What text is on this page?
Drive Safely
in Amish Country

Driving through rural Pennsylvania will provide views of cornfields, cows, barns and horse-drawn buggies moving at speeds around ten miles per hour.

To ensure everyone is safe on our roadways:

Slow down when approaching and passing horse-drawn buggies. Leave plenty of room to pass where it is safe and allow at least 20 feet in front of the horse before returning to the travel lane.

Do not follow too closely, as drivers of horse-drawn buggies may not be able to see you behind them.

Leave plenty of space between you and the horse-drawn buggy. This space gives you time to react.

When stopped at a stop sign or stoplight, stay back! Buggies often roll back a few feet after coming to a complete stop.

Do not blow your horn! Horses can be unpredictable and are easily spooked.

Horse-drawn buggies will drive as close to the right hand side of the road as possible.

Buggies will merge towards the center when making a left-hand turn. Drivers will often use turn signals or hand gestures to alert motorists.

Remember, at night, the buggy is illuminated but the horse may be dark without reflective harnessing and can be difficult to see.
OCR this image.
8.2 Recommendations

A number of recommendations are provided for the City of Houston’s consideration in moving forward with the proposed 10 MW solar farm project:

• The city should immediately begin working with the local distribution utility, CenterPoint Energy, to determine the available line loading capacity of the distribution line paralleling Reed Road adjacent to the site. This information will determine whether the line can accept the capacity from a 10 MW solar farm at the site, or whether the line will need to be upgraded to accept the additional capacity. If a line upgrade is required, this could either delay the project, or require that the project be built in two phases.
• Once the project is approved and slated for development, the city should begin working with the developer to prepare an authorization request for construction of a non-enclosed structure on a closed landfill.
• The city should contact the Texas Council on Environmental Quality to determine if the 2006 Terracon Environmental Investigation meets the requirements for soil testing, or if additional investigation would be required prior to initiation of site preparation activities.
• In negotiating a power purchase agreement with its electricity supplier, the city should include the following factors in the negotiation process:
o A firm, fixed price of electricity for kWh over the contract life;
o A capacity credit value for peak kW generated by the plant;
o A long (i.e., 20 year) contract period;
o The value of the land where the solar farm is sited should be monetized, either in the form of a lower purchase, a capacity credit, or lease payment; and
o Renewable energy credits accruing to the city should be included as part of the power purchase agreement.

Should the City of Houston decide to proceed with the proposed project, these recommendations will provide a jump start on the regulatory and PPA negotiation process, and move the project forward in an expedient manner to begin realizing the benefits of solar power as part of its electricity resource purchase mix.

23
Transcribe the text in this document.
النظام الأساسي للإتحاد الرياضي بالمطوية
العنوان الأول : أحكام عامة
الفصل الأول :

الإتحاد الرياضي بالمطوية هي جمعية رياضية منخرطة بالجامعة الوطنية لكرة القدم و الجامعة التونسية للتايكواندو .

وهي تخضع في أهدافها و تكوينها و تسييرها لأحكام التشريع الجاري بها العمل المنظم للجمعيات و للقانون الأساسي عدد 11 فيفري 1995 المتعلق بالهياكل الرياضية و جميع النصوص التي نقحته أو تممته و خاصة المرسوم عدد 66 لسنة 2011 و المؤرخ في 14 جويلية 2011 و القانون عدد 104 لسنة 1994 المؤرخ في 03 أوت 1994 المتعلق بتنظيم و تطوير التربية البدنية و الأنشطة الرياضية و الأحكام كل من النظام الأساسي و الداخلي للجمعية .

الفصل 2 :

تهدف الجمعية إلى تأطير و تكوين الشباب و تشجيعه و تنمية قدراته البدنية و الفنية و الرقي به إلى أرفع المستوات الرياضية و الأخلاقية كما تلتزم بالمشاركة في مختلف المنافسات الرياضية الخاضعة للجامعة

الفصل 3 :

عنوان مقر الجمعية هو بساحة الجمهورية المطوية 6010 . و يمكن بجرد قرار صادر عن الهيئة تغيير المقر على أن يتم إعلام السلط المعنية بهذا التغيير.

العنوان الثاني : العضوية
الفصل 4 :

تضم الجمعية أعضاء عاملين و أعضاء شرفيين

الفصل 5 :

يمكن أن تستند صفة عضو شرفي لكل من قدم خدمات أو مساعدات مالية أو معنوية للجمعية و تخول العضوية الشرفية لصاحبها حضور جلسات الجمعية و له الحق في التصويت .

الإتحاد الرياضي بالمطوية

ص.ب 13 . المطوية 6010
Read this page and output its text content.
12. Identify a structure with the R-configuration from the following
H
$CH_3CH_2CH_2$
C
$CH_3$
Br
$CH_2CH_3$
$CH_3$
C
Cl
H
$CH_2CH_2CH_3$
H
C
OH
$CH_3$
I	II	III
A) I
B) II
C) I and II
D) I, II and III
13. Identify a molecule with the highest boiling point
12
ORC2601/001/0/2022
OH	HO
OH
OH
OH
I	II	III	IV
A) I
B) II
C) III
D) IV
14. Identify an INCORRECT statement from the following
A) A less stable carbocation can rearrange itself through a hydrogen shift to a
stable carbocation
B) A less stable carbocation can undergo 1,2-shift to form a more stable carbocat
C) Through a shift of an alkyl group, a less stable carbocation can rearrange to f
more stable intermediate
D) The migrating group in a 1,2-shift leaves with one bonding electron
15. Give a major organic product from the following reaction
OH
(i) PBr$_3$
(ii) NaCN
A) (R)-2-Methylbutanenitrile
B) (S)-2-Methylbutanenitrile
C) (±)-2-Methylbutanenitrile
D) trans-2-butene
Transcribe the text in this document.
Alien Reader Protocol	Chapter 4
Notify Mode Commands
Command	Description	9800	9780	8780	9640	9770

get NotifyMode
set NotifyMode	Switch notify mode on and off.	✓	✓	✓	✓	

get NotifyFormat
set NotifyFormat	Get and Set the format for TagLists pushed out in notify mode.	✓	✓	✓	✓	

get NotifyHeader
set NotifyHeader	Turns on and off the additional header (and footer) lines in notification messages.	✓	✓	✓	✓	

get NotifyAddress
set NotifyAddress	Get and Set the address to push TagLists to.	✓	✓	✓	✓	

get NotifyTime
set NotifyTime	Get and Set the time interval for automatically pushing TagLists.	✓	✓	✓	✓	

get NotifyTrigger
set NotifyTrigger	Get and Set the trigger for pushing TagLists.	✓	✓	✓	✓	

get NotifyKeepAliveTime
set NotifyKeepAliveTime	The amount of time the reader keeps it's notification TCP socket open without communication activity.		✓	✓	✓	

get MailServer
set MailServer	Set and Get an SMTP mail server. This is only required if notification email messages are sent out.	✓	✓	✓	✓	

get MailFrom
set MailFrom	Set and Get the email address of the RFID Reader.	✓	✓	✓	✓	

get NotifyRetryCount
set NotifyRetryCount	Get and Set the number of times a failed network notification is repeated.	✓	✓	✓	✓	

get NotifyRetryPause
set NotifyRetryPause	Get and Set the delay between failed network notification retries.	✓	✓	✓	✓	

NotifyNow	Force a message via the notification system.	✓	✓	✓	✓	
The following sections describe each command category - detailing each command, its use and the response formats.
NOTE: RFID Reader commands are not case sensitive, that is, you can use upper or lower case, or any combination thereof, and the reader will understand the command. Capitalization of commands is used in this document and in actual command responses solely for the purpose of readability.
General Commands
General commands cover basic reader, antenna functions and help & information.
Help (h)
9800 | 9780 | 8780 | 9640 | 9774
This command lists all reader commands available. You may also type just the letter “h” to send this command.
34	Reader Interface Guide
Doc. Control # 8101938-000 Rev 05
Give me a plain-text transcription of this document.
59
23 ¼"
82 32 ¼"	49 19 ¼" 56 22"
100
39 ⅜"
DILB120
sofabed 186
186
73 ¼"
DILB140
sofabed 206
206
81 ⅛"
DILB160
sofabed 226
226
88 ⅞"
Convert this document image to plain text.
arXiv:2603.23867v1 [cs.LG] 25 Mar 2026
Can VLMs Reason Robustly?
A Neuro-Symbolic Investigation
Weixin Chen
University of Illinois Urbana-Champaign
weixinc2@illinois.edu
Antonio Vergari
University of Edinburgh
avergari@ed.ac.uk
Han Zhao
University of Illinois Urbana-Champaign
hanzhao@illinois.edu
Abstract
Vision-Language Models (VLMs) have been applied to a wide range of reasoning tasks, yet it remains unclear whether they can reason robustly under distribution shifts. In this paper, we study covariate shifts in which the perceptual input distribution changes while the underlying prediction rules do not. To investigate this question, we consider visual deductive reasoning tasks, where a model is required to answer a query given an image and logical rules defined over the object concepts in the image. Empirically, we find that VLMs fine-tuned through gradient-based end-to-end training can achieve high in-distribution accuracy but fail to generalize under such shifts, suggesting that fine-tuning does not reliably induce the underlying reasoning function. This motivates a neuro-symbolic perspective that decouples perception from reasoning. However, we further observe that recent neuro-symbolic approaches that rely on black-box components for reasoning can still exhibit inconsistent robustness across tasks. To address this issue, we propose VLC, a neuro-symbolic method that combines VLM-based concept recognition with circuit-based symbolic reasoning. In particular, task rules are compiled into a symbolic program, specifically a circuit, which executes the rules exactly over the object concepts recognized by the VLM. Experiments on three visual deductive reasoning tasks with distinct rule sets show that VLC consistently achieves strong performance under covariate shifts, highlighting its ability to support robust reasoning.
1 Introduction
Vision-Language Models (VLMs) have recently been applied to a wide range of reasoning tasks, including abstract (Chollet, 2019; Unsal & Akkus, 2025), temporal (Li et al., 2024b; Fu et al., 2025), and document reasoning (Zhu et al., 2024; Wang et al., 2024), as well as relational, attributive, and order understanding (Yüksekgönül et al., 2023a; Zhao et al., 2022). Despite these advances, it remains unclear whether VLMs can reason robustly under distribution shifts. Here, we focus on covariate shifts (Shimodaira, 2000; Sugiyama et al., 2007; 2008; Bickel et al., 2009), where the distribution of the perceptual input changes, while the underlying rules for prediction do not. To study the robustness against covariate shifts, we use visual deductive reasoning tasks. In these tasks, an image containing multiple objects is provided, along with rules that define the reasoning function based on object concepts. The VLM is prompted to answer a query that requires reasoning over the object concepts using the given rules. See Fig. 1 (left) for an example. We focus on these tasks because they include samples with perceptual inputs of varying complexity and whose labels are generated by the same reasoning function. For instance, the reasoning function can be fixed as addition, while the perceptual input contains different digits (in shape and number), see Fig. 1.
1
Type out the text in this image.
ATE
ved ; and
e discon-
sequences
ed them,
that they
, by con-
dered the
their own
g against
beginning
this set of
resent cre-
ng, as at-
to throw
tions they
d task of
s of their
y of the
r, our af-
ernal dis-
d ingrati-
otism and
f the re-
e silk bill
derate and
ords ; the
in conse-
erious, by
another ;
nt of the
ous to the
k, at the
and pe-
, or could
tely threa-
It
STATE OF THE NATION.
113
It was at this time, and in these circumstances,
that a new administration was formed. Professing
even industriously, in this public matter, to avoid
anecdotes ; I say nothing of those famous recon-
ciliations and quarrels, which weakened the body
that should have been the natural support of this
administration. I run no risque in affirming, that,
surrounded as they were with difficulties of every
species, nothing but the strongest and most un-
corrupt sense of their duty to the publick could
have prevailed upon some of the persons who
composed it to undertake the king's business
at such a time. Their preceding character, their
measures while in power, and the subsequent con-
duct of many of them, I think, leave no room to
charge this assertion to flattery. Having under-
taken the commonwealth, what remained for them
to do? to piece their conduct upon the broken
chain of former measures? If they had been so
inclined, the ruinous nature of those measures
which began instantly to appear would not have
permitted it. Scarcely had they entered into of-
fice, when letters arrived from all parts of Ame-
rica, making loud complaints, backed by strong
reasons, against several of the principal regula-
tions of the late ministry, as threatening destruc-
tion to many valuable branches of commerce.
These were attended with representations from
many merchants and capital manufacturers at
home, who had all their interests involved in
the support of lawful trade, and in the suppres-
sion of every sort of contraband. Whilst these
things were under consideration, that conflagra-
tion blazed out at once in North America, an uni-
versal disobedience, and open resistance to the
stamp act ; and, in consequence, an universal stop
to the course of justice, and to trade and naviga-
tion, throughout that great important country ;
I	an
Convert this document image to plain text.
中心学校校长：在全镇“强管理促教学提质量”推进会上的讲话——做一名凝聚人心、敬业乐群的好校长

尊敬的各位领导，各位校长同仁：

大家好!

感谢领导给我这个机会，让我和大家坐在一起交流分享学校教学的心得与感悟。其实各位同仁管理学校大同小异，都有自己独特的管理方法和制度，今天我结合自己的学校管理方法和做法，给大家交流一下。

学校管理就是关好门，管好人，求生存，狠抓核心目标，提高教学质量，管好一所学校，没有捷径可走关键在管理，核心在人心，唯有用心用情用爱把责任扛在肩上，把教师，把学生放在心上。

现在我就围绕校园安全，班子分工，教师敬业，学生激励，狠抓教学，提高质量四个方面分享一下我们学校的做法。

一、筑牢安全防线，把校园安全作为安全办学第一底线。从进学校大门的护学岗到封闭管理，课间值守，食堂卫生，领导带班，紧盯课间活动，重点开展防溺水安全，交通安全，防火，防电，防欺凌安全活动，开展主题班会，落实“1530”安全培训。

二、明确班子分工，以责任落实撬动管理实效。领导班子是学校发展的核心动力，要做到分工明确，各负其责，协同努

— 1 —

---

■ What to work on:
Each line above that holds the string "plenty" should be copied and shown.

■ Finished answer:
Slow down when approaching and passing horse-drawn buggies. Leave plenty of room to pass where it is safe and allow at least 20 feet in front of the horse before returning to the travel lane.
Leave plenty of space between you and the horse-drawn buggy. This space gives you time to react.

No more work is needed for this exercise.